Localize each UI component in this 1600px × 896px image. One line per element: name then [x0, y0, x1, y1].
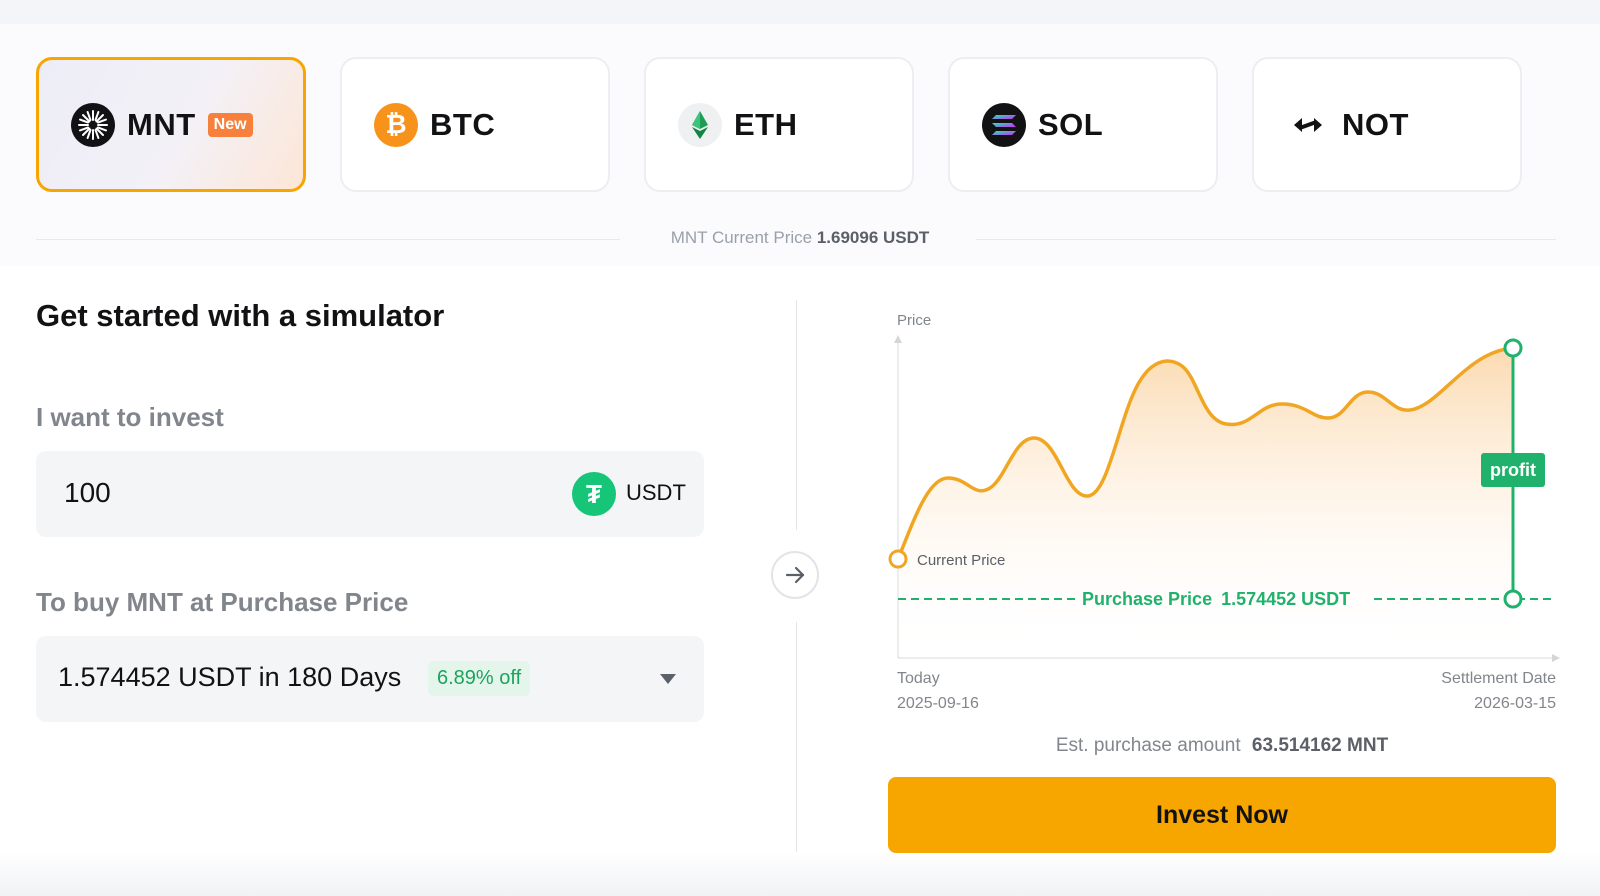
price-area — [898, 348, 1513, 658]
coin-tab-sol[interactable]: SOL — [948, 57, 1218, 192]
current-price-label: MNT Current Price — [670, 228, 813, 247]
mnt-icon — [71, 102, 115, 147]
invest-label: I want to invest — [36, 402, 224, 432]
price-simulation-chart: Price Purchase Price 1.574452 USDT profi… — [888, 312, 1560, 662]
invest-amount-field[interactable]: 100 ₮ USDT — [36, 451, 704, 537]
current-price-marker-label: Current Price — [917, 552, 1005, 569]
purchase-price-label: Purchase Price 1.574452 USDT — [1082, 589, 1350, 609]
end-date: 2026-03-15 — [1474, 695, 1556, 712]
simulator-title: Get started with a simulator — [36, 298, 445, 333]
usdt-icon: ₮ — [572, 472, 616, 516]
invest-amount-input[interactable]: 100 — [64, 477, 111, 509]
x-axis-arrow — [1552, 654, 1560, 662]
top-band — [0, 0, 1600, 24]
profit-label: profit — [1490, 460, 1536, 480]
divider — [976, 239, 1556, 240]
btc-icon: ₿ — [374, 102, 418, 147]
coin-name: ETH — [734, 106, 798, 142]
coin-name: SOL — [1038, 106, 1104, 142]
coin-tab-btc[interactable]: ₿ BTC — [340, 57, 610, 192]
coin-tab-not[interactable]: NOT — [1252, 57, 1522, 192]
estimate-value: 63.514162 MNT — [1251, 735, 1389, 756]
end-label: Settlement Date — [1441, 670, 1556, 687]
estimated-purchase: Est. purchase amount 63.514162 MNT — [888, 735, 1556, 757]
coin-name: NOT — [1342, 106, 1409, 142]
estimate-label: Est. purchase amount — [1055, 735, 1241, 756]
discount-badge: 6.89% off — [428, 661, 531, 696]
current-price-info: MNT Current Price 1.69096 USDT — [600, 228, 1000, 248]
not-icon — [1286, 103, 1330, 147]
new-badge: New — [207, 112, 253, 137]
invest-now-button[interactable]: Invest Now — [888, 777, 1556, 853]
purchase-price-select[interactable]: 1.574452 USDT in 180 Days 6.89% off — [36, 636, 704, 722]
sol-icon — [982, 102, 1026, 147]
y-axis-label: Price — [897, 312, 931, 329]
chevron-down-icon[interactable] — [660, 674, 676, 684]
coin-name: MNT — [127, 106, 196, 142]
divider — [36, 239, 620, 240]
arrow-right-icon — [785, 566, 805, 584]
settlement-price-point — [1503, 338, 1523, 358]
column-divider — [796, 622, 797, 852]
coin-tab-eth[interactable]: ETH — [644, 57, 914, 192]
start-label: Today — [897, 670, 940, 687]
column-divider — [796, 300, 797, 530]
start-date: 2025-09-16 — [897, 695, 979, 712]
current-price-point — [888, 549, 908, 569]
eth-icon — [678, 102, 722, 147]
buy-label: To buy MNT at Purchase Price — [36, 587, 409, 617]
bottom-band — [0, 852, 1600, 896]
currency-label: USDT — [626, 480, 686, 505]
arrow-right-button[interactable] — [771, 551, 819, 599]
selected-option: 1.574452 USDT in 180 Days — [58, 662, 402, 692]
purchase-price-point — [1503, 589, 1523, 609]
current-price-value: 1.69096 USDT — [816, 228, 930, 247]
y-axis-arrow — [894, 335, 902, 343]
coin-tab-mnt[interactable]: MNT New — [36, 57, 306, 192]
coin-name: BTC — [430, 106, 496, 142]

——

- Aim of the exercise
Arrange the lines above as a numbered list, leaving out blank lines and the picture.

- The response
1. Localize each UI component in this 1600px × 896px image. One line per element: name then [x0, y0, x1, y1].
2. price-area — [898, 348, 1513, 658]
3. coin-tab-sol[interactable]: SOL — [948, 57, 1218, 192]
4. current-price-label: MNT Current Price — [670, 228, 813, 247]
5. mnt-icon — [71, 102, 115, 147]
6. invest-label: I want to invest — [36, 402, 224, 432]
7. price-simulation-chart: Price Purchase Price 1.574452 USDT profi… — [888, 312, 1560, 662]
8. invest-amount-field[interactable]: 100 ₮ USDT — [36, 451, 704, 537]
9. current-price-marker-label: Current Price — [917, 552, 1005, 569]
10. purchase-price-label: Purchase Price 1.574452 USDT — [1082, 589, 1350, 609]
11. end-date: 2026-03-15 — [1474, 695, 1556, 712]
12. simulator-title: Get started with a simulator — [36, 298, 445, 333]
13. usdt-icon: ₮ — [572, 472, 616, 516]
14. invest-amount-input[interactable]: 100 — [64, 477, 111, 509]
15. x-axis-arrow — [1552, 654, 1560, 662]
16. top-band — [0, 0, 1600, 24]
17. profit-label: profit — [1490, 460, 1536, 480]
18. divider — [976, 239, 1556, 240]
19. btc-icon: ₿ — [374, 102, 418, 147]
20. coin-name: ETH — [734, 106, 798, 142]
21. coin-name: SOL — [1038, 106, 1104, 142]
22. coin-tab-btc[interactable]: ₿ BTC — [340, 57, 610, 192]
23. coin-tab-not[interactable]: NOT — [1252, 57, 1522, 192]
24. estimate-value: 63.514162 MNT — [1251, 735, 1389, 756]
25. end-label: Settlement Date — [1441, 670, 1556, 687]
26. estimated-purchase: Est. purchase amount 63.514162 MNT — [888, 735, 1556, 757]
27. coin-name: NOT — [1342, 106, 1409, 142]
28. estimate-label: Est. purchase amount — [1055, 735, 1241, 756]
29. discount-badge: 6.89% off — [428, 661, 531, 696]
30. current-price-info: MNT Current Price 1.69096 USDT — [600, 228, 1000, 248]
31. not-icon — [1286, 103, 1330, 147]
32. new-badge: New — [207, 112, 253, 137]
33. invest-now-button[interactable]: Invest Now — [888, 777, 1556, 853]
34. purchase-price-select[interactable]: 1.574452 USDT in 180 Days 6.89% off — [36, 636, 704, 722]
35. sol-icon — [982, 102, 1026, 147]
36. y-axis-label: Price — [897, 312, 931, 329]
37. chevron-down-icon[interactable] — [660, 674, 676, 684]
38. coin-name: MNT — [127, 106, 196, 142]
39. divider — [36, 239, 620, 240]
40. arrow-right-icon — [785, 566, 805, 584]
41. settlement-price-point — [1503, 338, 1523, 358]
42. column-divider — [796, 622, 797, 852]
43. coin-tab-eth[interactable]: ETH — [644, 57, 914, 192]
44. start-label: Today — [897, 670, 940, 687]
45. column-divider — [796, 300, 797, 530]
46. start-date: 2025-09-16 — [897, 695, 979, 712]
47. current-price-point — [888, 549, 908, 569]
48. eth-icon — [678, 102, 722, 147]
49. buy-label: To buy MNT at Purchase Price — [36, 587, 409, 617]
50. bottom-band — [0, 852, 1600, 896]
51. currency-label: USDT — [626, 480, 686, 505]
52. arrow-right-button[interactable] — [771, 551, 819, 599]
53. selected-option: 1.574452 USDT in 180 Days — [58, 662, 402, 692]
54. purchase-price-point — [1503, 589, 1523, 609]
55. current-price-value: 1.69096 USDT — [816, 228, 930, 247]
56. y-axis-arrow — [894, 335, 902, 343]
57. coin-tab-mnt[interactable]: MNT New — [36, 57, 306, 192]
58. coin-name: BTC — [430, 106, 496, 142]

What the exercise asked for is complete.